Task requirements: Write out, precisely and in full, each line of the material.

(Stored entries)

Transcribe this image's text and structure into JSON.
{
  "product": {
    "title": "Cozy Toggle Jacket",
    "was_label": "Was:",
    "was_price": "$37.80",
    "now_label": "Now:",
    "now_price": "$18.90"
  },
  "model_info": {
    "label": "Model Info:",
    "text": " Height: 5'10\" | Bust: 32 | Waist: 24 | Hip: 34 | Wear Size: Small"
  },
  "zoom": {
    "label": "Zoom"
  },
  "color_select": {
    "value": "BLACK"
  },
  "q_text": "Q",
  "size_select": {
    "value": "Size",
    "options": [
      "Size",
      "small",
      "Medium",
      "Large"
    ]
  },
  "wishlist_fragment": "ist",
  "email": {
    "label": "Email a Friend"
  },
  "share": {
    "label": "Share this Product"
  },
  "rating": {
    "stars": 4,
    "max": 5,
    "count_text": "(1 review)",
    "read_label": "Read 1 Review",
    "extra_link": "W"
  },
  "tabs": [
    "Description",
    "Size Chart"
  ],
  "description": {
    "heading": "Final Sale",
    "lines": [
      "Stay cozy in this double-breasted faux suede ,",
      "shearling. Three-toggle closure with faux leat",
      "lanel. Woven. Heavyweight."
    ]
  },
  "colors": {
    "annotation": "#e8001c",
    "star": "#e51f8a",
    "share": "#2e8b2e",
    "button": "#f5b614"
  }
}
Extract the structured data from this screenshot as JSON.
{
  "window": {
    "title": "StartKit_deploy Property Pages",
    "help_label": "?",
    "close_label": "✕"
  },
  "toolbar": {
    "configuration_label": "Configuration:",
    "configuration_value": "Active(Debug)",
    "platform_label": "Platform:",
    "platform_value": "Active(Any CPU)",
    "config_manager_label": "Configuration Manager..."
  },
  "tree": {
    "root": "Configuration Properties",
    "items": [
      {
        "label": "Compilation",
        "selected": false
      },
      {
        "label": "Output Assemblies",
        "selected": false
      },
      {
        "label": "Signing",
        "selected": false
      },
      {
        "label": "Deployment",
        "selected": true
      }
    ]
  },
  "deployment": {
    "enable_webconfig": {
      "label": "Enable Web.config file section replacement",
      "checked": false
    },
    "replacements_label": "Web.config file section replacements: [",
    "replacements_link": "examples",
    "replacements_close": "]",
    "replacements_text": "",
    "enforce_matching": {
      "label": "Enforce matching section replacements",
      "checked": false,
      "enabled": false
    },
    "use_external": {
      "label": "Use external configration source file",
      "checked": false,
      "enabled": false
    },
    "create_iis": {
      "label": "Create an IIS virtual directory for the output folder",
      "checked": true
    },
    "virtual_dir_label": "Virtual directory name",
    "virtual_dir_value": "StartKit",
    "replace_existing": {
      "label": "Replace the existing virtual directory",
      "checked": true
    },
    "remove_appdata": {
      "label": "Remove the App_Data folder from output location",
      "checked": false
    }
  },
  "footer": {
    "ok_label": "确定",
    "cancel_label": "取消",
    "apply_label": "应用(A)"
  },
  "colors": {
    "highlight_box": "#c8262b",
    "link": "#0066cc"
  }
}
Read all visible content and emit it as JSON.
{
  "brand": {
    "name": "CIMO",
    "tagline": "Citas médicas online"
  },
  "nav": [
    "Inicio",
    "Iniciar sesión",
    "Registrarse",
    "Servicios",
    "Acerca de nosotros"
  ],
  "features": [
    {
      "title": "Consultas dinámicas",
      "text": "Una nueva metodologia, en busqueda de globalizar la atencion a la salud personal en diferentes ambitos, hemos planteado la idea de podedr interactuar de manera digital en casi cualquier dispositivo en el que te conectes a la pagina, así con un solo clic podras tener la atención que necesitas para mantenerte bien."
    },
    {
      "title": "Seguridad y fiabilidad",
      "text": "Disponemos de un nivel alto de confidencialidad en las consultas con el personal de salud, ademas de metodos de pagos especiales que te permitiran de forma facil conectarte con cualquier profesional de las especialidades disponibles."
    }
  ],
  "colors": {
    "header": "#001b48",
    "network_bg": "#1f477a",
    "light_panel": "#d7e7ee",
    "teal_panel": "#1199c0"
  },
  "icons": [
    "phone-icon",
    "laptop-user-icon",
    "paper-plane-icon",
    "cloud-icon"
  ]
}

Solved problem:
Transcribe this image's text and structure into JSON.
{
  "product": {
    "title": "Cozy Toggle Jacket",
    "was_label": "Was:",
    "was_price": "$37.80",
    "now_label": "Now:",
    "now_price": "$18.90"
  },
  "model_info": {
    "label": "Model Info:",
    "text": " Height: 5'10\" | Bust: 32 | Waist: 24 | Hip: 34 | Wear Size: Small"
  },
  "zoom": {
    "label": "Zoom"
  },
  "color_select": {
    "value": "BLACK"
  },
  "q_text": "Q",
  "size_select": {
    "value": "Size",
    "options": [
      "Size",
      "small",
      "Medium",
      "Large"
    ]
  },
  "wishlist_fragment": "ist",
  "email": {
    "label": "Email a Friend"
  },
  "share": {
    "label": "Share this Product"
  },
  "rating": {
    "stars": 4,
    "max": 5,
    "count_text": "(1 review)",
    "read_label": "Read 1 Review",
    "extra_link": "W"
  },
  "tabs": [
    "Description",
    "Size Chart"
  ],
  "description": {
    "heading": "Final Sale",
    "lines": [
      "Stay cozy in this double-breasted faux suede ,",
      "shearling. Three-toggle closure with faux leat",
      "lanel. Woven. Heavyweight."
    ]
  },
  "colors": {
    "annotation": "#e8001c",
    "star": "#e51f8a",
    "share": "#2e8b2e",
    "button": "#f5b614"
  }
}
Extract the structured data from this screenshot as JSON.
{
  "window": {
    "title": "StartKit_deploy Property Pages",
    "help_label": "?",
    "close_label": "✕"
  },
  "toolbar": {
    "configuration_label": "Configuration:",
    "configuration_value": "Active(Debug)",
    "platform_label": "Platform:",
    "platform_value": "Active(Any CPU)",
    "config_manager_label": "Configuration Manager..."
  },
  "tree": {
    "root": "Configuration Properties",
    "items": [
      {
        "label": "Compilation",
        "selected": false
      },
      {
        "label": "Output Assemblies",
        "selected": false
      },
      {
        "label": "Signing",
        "selected": false
      },
      {
        "label": "Deployment",
        "selected": true
      }
    ]
  },
  "deployment": {
    "enable_webconfig": {
      "label": "Enable Web.config file section replacement",
      "checked": false
    },
    "replacements_label": "Web.config file section replacements: [",
    "replacements_link": "examples",
    "replacements_close": "]",
    "replacements_text": "",
    "enforce_matching": {
      "label": "Enforce matching section replacements",
      "checked": false,
      "enabled": false
    },
    "use_external": {
      "label": "Use external configration source file",
      "checked": false,
      "enabled": false
    },
    "create_iis": {
      "label": "Create an IIS virtual directory for the output folder",
      "checked": true
    },
    "virtual_dir_label": "Virtual directory name",
    "virtual_dir_value": "StartKit",
    "replace_existing": {
      "label": "Replace the existing virtual directory",
      "checked": true
    },
    "remove_appdata": {
      "label": "Remove the App_Data folder from output location",
      "checked": false
    }
  },
  "footer": {
    "ok_label": "确定",
    "cancel_label": "取消",
    "apply_label": "应用(A)"
  },
  "colors": {
    "highlight_box": "#c8262b",
    "link": "#0066cc"
  }
}
Read all visible content and emit it as JSON.
{
  "brand": {
    "name": "CIMO",
    "tagline": "Citas médicas online"
  },
  "nav": [
    "Inicio",
    "Iniciar sesión",
    "Registrarse",
    "Servicios",
    "Acerca de nosotros"
  ],
  "features": [
    {
      "title": "Consultas dinámicas",
      "text": "Una nueva metodologia, en busqueda de globalizar la atencion a la salud personal en diferentes ambitos, hemos planteado la idea de podedr interactuar de manera digital en casi cualquier dispositivo en el que te conectes a la pagina, así con un solo clic podras tener la atención que necesitas para mantenerte bien."
    },
    {
      "title": "Seguridad y fiabilidad",
      "text": "Disponemos de un nivel alto de confidencialidad en las consultas con el personal de salud, ademas de metodos de pagos especiales que te permitiran de forma facil conectarte con cualquier profesional de las especialidades disponibles."
    }
  ],
  "colors": {
    "header": "#001b48",
    "network_bg": "#1f477a",
    "light_panel": "#d7e7ee",
    "teal_panel": "#1199c0"
  },
  "icons": [
    "phone-icon",
    "laptop-user-icon",
    "paper-plane-icon",
    "cloud-icon"
  ]
}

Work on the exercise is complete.